◆ Problem to solve ◆
Count the lines in the data below where the string "pilihan" occurs, please, and give the number alone.

◆ Records for this exercise ◆
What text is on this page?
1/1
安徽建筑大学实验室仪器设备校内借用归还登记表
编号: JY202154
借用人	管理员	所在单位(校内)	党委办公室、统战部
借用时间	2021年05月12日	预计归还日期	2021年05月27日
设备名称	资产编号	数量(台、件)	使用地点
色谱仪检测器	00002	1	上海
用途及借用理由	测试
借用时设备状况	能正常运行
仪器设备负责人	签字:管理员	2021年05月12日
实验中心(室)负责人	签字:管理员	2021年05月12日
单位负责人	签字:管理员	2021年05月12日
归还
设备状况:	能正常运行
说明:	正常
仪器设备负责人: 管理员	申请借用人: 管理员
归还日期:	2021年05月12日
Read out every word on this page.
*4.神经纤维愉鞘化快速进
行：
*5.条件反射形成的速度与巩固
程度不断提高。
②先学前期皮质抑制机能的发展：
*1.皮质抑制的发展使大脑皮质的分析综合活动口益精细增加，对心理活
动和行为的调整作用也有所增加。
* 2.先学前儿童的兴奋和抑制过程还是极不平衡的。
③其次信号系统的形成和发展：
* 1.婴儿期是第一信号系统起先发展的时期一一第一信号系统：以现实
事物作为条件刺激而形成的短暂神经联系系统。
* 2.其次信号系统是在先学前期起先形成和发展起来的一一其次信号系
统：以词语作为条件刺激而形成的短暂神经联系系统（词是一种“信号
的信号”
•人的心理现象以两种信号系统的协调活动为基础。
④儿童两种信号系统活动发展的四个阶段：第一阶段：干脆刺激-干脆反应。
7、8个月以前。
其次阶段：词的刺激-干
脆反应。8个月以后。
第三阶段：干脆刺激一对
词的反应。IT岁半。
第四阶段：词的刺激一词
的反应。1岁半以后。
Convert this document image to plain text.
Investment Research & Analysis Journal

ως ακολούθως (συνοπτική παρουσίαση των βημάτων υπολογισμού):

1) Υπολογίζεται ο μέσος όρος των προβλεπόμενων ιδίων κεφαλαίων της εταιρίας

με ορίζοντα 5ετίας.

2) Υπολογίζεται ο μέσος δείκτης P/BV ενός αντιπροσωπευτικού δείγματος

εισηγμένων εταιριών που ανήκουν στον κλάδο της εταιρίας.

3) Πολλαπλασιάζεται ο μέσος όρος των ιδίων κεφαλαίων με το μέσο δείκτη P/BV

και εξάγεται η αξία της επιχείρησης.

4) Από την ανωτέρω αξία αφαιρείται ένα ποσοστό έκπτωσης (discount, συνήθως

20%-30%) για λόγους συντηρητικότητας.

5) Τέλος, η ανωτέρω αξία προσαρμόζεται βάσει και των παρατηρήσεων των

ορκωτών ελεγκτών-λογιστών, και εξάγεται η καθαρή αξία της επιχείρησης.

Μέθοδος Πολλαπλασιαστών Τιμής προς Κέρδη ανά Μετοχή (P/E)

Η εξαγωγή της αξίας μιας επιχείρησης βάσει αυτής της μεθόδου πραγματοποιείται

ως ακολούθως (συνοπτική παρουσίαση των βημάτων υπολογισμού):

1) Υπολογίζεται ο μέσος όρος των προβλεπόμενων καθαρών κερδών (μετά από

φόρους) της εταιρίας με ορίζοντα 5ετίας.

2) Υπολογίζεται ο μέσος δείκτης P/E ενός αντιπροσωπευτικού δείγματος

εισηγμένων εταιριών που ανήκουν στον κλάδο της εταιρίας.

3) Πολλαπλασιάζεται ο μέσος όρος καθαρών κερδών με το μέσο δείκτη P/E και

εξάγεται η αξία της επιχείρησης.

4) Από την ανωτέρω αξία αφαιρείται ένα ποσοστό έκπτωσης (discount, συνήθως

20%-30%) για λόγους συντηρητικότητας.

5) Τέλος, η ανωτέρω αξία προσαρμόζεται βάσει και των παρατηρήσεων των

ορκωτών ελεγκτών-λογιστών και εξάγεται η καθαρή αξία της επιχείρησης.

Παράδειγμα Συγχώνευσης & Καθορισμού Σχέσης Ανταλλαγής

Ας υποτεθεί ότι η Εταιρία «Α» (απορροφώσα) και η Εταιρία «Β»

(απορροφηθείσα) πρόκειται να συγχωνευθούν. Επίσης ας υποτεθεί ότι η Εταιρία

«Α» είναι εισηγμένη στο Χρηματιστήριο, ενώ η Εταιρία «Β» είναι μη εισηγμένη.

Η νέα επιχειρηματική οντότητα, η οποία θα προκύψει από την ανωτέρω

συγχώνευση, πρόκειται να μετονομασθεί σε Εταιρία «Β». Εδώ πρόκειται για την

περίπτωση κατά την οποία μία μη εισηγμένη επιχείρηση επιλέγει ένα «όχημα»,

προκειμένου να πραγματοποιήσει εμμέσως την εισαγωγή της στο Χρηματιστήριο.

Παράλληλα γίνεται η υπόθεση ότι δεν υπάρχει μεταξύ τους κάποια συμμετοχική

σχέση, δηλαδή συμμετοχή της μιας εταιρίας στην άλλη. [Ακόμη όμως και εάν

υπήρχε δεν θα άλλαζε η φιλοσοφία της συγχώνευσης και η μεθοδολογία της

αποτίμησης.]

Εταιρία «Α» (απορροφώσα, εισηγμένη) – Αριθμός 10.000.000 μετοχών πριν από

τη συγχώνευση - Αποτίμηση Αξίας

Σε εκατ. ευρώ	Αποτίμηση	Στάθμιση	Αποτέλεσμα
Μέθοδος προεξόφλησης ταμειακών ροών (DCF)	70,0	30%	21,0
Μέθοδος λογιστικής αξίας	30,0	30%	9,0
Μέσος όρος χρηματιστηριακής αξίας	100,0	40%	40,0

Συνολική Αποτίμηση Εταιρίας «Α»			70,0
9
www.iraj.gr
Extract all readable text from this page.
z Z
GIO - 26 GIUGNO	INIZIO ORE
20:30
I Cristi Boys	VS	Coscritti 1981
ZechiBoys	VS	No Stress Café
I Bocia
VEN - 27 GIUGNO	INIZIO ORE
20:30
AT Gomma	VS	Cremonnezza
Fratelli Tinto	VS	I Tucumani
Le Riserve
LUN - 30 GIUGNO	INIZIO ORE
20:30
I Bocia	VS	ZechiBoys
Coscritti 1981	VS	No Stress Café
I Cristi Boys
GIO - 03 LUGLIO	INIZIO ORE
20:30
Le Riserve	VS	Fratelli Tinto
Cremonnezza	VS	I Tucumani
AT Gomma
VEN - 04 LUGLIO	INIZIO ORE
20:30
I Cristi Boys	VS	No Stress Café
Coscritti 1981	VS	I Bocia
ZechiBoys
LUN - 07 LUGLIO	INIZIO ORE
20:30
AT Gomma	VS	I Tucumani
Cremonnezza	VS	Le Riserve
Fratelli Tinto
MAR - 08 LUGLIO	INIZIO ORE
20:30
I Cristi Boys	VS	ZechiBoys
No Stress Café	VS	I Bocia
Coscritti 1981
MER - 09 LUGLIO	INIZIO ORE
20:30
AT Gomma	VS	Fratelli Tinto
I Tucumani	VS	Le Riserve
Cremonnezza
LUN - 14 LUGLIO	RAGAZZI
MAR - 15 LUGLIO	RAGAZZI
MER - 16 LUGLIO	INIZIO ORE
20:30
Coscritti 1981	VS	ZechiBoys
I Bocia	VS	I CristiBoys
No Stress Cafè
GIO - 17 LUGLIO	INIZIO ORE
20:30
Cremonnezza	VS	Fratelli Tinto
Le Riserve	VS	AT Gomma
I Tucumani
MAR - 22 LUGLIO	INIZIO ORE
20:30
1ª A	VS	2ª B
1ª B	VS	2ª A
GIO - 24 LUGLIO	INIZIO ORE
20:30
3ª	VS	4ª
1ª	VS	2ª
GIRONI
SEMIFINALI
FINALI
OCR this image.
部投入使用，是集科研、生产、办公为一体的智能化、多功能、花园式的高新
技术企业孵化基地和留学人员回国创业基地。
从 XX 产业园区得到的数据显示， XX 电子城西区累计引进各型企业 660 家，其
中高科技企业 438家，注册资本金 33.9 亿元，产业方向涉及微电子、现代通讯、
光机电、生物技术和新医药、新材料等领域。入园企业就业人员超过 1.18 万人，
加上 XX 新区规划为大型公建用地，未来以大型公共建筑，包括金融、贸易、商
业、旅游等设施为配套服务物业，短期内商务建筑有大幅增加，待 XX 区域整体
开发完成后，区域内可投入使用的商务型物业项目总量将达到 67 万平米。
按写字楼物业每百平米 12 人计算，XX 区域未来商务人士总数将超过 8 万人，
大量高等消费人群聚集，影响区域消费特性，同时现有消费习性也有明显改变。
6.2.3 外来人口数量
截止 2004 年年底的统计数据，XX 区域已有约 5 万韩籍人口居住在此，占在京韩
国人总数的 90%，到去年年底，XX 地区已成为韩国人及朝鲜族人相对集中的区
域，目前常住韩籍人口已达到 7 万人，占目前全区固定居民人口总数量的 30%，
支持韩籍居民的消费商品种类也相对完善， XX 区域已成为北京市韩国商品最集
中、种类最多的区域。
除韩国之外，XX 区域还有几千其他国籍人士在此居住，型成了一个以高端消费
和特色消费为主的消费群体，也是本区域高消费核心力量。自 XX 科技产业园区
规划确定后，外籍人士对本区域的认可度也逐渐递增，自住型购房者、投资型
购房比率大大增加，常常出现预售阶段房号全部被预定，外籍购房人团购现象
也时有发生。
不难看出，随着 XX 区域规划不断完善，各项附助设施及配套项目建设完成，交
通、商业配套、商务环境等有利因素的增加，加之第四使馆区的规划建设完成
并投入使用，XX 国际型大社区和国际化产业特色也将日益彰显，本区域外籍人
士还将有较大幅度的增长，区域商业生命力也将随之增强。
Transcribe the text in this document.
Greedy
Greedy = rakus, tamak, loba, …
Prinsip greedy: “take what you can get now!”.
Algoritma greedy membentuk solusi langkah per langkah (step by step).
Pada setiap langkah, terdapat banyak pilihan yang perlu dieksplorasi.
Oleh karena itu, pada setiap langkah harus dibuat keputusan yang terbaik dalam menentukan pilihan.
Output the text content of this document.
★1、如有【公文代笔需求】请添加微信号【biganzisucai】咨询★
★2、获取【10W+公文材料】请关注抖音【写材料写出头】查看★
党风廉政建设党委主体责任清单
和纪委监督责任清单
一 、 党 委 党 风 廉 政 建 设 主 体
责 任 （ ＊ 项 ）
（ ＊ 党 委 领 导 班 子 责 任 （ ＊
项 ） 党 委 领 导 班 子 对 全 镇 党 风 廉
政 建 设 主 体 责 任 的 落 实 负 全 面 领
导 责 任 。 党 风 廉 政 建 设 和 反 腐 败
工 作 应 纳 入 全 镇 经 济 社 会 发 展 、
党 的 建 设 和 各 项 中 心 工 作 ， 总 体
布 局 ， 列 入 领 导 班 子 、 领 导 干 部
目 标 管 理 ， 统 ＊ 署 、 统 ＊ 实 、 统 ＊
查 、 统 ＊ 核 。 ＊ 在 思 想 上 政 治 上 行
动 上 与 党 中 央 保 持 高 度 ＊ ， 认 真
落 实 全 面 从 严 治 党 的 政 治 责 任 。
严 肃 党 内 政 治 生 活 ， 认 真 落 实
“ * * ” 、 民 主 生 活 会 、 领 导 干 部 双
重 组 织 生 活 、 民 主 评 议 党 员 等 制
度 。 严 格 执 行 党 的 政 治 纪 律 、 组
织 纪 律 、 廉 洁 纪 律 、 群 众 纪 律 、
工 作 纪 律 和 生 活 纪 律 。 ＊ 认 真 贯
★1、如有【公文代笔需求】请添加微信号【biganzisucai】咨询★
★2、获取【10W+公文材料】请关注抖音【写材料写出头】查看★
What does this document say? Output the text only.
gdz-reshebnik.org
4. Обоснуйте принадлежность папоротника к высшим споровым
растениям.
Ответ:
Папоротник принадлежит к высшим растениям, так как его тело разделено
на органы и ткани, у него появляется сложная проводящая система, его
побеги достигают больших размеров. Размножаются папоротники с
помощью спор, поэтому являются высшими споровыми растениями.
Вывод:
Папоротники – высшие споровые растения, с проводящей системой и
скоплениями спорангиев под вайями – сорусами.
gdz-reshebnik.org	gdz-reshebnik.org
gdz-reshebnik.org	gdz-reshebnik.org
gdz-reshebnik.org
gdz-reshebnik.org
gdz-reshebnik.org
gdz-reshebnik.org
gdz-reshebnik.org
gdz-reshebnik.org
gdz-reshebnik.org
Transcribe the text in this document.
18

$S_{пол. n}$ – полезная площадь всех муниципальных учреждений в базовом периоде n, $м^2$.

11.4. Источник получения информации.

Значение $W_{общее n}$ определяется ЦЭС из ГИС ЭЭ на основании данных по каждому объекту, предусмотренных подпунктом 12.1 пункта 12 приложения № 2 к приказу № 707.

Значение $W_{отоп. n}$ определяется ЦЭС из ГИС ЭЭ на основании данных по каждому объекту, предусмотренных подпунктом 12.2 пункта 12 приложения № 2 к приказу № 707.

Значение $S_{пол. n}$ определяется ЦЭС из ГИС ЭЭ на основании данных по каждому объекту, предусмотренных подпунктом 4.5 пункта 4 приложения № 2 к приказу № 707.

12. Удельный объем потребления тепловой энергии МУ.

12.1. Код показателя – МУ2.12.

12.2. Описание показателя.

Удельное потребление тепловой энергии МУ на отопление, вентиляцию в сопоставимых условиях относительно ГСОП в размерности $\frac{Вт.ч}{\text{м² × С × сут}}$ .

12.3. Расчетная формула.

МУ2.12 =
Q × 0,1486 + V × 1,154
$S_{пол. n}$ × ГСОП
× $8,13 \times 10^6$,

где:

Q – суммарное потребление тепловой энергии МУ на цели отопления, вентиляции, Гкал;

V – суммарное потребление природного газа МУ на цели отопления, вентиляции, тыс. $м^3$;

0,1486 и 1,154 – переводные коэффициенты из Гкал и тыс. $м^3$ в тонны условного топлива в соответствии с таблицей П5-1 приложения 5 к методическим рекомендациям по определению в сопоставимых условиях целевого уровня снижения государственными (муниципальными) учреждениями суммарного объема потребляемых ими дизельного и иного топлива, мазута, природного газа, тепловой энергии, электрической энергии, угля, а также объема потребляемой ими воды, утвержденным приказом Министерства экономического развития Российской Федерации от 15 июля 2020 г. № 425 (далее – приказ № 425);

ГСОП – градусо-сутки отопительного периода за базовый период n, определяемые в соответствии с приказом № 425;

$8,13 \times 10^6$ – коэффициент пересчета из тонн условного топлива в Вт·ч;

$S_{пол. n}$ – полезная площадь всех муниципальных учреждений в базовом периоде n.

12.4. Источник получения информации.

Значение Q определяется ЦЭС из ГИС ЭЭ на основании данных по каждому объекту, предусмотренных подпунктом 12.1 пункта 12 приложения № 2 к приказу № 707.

◆ Solution for this task ◆
2